Direction:
Copy each line that contains the string "Raising".

Collection entries:
—————

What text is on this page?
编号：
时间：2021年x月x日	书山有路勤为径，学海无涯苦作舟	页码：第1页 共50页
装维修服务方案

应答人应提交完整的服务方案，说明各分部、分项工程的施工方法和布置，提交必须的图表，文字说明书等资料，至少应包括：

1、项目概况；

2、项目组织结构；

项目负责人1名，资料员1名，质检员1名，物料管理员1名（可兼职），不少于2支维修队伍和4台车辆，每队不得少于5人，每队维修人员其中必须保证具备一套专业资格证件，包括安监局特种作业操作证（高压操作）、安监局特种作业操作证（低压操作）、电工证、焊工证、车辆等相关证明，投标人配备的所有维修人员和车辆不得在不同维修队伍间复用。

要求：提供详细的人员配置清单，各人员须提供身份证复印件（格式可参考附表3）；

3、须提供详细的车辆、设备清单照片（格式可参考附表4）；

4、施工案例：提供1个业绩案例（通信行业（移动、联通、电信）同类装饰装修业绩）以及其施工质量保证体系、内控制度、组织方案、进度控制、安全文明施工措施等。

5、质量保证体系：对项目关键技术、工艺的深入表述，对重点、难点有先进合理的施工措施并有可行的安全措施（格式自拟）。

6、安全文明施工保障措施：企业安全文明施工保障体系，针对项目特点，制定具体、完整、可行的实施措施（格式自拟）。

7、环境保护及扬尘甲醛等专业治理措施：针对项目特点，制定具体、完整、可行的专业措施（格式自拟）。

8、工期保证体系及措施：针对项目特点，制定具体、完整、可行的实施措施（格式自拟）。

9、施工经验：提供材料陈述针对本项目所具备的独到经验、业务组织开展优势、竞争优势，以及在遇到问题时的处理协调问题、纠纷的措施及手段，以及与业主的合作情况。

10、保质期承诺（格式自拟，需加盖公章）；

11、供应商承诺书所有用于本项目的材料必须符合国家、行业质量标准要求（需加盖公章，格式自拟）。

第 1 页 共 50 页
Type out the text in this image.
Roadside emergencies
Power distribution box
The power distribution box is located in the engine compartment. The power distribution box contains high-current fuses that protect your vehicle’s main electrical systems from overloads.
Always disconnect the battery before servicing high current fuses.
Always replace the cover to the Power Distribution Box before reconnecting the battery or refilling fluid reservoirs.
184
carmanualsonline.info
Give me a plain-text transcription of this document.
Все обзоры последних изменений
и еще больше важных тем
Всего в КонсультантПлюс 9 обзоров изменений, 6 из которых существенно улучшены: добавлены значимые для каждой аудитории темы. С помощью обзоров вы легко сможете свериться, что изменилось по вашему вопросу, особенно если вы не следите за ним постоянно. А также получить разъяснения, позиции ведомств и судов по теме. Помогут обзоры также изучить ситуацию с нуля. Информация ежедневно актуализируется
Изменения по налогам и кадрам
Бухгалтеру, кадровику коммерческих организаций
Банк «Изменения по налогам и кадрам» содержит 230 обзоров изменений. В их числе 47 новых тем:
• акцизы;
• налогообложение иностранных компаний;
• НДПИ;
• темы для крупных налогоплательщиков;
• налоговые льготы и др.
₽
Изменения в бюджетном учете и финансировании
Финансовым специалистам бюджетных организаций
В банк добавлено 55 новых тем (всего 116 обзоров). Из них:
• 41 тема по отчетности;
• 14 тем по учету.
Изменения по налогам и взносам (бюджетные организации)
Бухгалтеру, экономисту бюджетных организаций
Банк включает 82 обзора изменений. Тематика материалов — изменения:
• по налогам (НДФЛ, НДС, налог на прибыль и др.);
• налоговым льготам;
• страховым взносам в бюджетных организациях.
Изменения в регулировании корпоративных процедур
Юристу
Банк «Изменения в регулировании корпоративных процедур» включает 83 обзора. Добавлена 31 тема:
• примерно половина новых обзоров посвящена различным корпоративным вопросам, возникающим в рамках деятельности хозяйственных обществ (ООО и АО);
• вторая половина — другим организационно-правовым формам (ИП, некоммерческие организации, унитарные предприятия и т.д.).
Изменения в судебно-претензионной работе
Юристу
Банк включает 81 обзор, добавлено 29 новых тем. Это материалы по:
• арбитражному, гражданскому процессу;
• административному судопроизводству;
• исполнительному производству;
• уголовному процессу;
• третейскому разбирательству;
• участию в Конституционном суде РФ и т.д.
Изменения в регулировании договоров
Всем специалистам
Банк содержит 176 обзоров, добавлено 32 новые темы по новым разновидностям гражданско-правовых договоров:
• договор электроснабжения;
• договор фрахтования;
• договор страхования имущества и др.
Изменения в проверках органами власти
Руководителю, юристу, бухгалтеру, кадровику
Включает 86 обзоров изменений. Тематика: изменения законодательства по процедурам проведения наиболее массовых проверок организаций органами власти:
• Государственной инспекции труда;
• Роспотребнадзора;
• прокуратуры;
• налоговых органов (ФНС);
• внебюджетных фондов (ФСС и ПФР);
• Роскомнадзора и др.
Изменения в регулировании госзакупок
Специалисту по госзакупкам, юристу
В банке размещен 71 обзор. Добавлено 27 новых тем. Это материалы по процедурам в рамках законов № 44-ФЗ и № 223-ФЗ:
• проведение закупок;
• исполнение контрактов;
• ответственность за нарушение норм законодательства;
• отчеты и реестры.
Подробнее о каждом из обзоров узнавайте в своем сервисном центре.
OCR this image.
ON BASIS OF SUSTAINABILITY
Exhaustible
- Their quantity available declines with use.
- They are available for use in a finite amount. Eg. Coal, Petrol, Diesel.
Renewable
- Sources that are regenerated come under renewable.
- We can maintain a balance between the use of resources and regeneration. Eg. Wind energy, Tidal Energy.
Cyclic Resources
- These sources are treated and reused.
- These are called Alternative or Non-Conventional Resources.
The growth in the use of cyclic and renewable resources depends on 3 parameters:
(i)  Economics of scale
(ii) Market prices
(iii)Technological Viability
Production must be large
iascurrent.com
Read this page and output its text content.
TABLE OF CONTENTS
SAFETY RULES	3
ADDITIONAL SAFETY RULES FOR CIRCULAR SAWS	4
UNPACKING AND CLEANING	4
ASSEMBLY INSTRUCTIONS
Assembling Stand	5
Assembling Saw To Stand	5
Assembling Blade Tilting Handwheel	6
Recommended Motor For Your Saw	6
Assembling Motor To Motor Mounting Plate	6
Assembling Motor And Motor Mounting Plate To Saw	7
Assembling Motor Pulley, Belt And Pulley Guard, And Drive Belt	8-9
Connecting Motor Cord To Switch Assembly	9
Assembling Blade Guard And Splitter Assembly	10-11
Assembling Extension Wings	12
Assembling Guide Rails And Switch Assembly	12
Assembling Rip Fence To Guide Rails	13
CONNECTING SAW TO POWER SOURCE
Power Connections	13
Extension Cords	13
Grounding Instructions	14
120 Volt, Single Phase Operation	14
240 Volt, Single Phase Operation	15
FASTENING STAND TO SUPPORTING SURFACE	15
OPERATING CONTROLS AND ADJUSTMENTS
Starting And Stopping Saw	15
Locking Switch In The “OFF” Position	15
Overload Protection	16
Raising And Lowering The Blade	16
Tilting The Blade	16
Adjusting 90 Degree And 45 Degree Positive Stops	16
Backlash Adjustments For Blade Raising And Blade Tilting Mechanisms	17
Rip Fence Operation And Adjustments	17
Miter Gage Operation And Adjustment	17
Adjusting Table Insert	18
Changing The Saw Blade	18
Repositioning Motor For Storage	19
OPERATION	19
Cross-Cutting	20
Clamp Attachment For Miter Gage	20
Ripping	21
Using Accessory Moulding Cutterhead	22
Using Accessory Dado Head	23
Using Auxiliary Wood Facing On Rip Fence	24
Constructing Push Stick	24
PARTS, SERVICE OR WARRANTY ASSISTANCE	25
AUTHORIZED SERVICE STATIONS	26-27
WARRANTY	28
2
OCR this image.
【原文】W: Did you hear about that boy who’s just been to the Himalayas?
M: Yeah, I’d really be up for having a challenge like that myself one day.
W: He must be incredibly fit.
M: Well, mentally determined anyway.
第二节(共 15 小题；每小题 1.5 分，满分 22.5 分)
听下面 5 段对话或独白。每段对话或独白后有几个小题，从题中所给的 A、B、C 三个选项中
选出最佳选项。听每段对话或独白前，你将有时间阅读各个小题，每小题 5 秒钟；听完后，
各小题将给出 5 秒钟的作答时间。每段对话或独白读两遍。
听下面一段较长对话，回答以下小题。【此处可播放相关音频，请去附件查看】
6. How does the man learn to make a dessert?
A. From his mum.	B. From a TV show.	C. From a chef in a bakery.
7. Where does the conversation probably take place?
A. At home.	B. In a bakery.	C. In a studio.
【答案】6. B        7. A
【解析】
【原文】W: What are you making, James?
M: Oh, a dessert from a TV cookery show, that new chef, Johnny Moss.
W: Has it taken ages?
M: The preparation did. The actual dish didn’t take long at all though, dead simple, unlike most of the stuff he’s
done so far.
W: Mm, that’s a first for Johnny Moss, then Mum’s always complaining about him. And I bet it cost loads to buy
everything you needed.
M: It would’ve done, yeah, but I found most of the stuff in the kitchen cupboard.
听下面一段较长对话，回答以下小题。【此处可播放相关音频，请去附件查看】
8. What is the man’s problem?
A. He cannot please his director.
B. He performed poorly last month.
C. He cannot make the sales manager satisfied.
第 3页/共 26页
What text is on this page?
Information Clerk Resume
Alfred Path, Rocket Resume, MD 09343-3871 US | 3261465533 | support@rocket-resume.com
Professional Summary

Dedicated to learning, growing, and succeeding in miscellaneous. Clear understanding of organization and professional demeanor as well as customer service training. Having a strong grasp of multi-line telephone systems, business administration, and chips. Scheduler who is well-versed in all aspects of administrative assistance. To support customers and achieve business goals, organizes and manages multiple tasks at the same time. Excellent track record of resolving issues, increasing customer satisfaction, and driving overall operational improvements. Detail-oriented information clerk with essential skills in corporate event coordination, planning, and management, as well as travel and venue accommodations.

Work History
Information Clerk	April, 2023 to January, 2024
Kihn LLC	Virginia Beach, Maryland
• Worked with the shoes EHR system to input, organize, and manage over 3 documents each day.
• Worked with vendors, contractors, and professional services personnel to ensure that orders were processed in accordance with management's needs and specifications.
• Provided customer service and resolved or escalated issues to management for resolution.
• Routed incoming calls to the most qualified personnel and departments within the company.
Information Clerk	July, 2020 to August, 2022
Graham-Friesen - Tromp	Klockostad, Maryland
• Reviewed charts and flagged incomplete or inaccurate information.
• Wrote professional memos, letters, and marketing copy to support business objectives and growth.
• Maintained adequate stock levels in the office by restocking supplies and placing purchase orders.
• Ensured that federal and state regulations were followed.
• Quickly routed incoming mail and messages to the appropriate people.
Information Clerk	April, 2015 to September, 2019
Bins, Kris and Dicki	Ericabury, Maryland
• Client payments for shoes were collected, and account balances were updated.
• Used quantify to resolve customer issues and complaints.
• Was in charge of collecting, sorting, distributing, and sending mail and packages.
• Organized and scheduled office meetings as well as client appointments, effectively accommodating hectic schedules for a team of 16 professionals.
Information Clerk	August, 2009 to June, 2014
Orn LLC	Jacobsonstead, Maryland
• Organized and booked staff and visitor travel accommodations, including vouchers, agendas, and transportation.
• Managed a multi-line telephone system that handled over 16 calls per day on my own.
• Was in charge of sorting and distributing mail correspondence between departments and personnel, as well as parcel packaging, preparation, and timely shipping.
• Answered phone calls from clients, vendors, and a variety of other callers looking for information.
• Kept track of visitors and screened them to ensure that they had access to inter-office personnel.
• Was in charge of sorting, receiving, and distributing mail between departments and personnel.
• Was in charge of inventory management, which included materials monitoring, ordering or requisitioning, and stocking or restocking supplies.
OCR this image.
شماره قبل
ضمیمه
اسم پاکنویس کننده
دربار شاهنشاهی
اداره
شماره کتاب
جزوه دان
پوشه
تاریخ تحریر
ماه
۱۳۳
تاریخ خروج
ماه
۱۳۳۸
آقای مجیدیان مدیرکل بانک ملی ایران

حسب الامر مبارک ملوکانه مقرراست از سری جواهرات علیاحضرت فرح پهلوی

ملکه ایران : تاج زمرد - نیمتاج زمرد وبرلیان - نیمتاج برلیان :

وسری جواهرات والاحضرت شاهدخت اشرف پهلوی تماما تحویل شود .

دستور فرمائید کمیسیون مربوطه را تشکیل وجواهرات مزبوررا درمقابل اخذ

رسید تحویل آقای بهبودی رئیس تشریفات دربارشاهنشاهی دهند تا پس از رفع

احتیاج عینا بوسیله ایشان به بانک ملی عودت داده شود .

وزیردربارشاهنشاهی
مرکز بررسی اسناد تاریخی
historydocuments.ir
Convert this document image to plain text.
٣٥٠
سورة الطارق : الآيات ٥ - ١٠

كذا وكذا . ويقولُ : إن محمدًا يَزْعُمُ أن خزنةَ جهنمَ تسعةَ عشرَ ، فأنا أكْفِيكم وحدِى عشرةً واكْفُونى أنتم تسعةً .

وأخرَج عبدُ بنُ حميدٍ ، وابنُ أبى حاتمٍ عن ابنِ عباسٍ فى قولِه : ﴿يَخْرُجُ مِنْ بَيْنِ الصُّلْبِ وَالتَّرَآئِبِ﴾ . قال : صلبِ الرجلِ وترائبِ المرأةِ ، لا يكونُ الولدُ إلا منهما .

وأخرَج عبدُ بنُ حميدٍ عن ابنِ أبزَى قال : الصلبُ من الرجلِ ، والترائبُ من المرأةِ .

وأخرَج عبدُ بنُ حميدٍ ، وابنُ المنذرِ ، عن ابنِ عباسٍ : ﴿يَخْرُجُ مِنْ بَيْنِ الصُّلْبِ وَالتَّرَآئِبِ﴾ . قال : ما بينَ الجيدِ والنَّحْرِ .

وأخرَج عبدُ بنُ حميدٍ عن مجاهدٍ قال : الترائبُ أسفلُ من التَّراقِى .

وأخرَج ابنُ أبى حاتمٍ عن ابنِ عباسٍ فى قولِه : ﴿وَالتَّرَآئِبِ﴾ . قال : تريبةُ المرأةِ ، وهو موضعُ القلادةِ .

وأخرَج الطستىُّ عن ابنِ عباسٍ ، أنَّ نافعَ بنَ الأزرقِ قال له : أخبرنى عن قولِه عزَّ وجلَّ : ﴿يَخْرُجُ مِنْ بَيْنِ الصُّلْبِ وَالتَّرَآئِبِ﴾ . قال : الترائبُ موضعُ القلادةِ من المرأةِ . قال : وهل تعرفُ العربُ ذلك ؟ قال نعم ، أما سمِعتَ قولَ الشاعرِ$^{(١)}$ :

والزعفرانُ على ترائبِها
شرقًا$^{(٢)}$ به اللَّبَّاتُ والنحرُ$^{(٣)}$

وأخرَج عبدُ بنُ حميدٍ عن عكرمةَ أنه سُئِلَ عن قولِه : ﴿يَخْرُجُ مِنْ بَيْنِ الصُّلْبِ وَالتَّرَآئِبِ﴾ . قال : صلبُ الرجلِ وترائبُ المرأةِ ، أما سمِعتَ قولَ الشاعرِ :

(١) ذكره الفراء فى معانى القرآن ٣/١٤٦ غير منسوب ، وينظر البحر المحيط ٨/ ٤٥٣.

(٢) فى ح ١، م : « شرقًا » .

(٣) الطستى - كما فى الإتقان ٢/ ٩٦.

—————

Response to the task:
Raising And Lowering The Blade	16
Backlash Adjustments For Blade Raising And Blade Tilting Mechanisms	17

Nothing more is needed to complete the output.